Aim of the exercise: Copy each line of the entries that contains the word "image".

Task material:
####################
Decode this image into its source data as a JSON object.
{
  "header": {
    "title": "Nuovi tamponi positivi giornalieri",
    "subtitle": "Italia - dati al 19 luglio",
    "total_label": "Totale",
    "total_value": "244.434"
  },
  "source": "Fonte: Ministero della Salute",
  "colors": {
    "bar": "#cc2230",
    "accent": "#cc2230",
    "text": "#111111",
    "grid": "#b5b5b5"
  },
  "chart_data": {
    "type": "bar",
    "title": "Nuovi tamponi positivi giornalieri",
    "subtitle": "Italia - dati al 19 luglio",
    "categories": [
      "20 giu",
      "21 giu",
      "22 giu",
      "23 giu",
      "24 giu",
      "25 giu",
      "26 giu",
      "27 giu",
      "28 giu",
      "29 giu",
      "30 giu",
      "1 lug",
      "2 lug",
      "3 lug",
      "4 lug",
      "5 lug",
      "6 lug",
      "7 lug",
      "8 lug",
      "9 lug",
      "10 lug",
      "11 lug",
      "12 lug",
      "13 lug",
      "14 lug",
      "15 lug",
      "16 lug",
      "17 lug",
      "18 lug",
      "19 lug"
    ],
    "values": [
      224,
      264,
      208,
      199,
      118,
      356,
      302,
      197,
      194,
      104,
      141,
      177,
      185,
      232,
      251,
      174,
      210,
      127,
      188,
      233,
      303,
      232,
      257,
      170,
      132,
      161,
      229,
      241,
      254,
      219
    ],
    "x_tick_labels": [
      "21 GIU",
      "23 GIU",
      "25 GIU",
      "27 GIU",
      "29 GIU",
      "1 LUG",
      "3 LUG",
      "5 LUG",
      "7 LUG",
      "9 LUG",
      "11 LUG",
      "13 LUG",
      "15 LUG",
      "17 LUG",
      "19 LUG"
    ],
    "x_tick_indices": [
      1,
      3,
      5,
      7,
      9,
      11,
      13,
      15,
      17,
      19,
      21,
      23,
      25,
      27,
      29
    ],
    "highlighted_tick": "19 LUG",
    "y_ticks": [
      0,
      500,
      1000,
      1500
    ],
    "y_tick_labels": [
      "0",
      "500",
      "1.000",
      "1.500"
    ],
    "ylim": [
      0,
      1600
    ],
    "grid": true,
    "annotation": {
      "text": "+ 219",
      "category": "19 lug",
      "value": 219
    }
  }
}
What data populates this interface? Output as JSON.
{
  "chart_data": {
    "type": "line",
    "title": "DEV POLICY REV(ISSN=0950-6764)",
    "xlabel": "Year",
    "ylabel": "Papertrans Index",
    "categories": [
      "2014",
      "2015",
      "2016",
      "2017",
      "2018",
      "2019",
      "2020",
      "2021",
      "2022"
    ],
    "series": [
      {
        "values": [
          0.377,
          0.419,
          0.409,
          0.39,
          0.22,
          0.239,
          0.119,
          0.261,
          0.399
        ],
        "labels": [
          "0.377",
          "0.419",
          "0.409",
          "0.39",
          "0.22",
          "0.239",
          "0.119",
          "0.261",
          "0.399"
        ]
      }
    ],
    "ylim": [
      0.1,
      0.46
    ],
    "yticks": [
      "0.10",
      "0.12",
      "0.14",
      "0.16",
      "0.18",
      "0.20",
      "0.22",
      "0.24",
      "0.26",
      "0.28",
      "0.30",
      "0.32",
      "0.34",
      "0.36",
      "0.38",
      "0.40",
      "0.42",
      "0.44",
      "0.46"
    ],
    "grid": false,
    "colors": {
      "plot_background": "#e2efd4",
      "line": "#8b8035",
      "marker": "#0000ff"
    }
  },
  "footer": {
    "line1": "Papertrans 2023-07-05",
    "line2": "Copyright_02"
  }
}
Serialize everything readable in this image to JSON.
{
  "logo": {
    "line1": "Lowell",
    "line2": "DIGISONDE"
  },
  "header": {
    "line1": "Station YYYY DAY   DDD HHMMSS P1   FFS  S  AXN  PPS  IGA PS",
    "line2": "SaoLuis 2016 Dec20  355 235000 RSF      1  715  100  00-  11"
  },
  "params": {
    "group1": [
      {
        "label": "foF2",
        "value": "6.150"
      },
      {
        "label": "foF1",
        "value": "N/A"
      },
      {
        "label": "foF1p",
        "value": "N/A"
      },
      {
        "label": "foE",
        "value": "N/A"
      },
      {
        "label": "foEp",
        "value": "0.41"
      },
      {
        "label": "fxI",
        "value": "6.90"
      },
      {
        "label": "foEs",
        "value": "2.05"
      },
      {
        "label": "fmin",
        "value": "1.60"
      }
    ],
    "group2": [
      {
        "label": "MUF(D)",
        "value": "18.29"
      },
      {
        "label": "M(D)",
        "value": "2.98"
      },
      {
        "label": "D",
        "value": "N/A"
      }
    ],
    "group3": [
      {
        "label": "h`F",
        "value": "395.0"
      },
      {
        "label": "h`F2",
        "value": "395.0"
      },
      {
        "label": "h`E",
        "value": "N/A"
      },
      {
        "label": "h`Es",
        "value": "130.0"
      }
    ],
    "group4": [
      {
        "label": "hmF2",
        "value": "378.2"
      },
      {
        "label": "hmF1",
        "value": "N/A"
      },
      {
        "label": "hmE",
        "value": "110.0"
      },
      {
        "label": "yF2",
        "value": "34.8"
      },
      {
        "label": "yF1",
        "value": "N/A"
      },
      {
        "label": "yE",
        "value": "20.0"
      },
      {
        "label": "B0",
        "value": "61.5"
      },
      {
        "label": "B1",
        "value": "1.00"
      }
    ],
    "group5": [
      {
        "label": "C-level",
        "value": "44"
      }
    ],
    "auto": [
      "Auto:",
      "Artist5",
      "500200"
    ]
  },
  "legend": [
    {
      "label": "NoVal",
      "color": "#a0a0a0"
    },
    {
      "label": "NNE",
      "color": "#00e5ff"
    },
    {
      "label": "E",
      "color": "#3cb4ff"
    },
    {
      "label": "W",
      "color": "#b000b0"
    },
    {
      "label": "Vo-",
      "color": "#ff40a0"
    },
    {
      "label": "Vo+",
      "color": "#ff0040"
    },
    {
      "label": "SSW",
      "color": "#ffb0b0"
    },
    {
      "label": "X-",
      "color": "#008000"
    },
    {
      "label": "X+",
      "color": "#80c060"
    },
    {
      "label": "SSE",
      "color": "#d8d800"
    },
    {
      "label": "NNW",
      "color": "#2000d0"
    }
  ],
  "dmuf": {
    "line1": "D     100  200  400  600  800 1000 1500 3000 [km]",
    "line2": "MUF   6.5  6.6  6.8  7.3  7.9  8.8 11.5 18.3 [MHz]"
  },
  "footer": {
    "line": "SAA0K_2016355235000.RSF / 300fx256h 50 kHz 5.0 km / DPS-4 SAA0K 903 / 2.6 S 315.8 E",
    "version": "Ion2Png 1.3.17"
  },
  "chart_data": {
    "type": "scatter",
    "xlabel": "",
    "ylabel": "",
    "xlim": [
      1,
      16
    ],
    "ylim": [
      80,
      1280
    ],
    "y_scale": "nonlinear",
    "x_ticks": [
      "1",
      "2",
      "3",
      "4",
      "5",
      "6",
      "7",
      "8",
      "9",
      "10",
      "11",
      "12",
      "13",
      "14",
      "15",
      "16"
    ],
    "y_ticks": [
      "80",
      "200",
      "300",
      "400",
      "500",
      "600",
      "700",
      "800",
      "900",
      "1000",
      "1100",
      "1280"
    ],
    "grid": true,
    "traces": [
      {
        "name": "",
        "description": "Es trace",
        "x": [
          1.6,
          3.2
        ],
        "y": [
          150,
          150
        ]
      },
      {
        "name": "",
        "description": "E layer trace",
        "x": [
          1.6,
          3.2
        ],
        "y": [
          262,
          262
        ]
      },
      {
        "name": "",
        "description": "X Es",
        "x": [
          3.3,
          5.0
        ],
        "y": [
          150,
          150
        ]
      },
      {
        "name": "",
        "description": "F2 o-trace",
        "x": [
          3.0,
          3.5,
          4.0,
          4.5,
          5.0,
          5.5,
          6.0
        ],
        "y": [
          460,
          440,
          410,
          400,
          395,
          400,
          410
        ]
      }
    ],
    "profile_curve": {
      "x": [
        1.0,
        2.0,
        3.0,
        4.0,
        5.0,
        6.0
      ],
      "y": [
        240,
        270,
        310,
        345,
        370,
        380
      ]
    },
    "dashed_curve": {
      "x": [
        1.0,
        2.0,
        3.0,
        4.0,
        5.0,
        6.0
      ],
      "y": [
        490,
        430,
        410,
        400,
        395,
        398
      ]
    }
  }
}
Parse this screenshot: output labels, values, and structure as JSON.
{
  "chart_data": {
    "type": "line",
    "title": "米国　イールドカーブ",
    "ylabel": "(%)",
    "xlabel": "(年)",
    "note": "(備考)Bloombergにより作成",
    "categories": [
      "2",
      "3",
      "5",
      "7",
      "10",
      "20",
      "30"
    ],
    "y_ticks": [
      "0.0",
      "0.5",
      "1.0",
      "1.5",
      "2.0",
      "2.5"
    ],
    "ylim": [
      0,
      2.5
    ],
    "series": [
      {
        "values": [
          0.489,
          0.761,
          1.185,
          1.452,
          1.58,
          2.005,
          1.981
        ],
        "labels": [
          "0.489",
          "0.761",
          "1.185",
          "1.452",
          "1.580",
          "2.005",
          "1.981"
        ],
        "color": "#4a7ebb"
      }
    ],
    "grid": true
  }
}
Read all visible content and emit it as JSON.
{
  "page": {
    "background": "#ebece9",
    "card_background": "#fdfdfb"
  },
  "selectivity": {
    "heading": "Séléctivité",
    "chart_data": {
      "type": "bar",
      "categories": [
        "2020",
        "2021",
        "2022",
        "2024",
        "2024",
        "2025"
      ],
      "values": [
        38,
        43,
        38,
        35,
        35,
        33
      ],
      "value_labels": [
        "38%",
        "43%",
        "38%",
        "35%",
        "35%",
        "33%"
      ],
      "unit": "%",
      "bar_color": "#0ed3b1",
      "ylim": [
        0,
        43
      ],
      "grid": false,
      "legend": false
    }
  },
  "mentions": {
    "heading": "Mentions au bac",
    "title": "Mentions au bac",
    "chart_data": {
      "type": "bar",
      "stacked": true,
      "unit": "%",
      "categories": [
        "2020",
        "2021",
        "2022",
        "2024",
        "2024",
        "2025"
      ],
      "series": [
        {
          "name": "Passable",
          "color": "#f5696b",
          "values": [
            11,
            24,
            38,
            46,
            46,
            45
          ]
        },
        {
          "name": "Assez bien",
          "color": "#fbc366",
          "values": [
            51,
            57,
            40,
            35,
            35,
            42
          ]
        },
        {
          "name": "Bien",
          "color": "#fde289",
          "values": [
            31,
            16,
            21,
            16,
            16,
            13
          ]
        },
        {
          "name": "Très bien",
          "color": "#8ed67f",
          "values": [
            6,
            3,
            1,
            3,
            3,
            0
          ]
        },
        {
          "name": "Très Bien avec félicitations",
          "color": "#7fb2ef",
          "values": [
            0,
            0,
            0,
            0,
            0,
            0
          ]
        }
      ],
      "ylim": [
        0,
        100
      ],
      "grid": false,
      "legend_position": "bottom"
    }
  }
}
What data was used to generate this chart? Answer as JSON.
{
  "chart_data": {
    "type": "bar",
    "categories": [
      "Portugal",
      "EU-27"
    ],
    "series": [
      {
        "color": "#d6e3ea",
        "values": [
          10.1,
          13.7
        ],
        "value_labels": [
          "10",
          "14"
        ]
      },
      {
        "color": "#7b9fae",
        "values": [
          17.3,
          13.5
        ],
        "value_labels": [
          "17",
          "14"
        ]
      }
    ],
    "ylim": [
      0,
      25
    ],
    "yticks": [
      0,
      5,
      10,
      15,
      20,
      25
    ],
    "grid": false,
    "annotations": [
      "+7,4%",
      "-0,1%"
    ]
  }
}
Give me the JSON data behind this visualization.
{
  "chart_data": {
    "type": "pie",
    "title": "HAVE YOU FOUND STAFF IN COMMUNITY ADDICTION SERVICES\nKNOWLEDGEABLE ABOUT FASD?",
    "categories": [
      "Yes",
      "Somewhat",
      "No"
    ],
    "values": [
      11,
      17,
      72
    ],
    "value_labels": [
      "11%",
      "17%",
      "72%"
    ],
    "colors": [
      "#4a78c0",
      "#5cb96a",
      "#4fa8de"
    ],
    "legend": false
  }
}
####################
Final result:
Decode this image into its source data as a JSON object.
Serialize everything readable in this image to JSON.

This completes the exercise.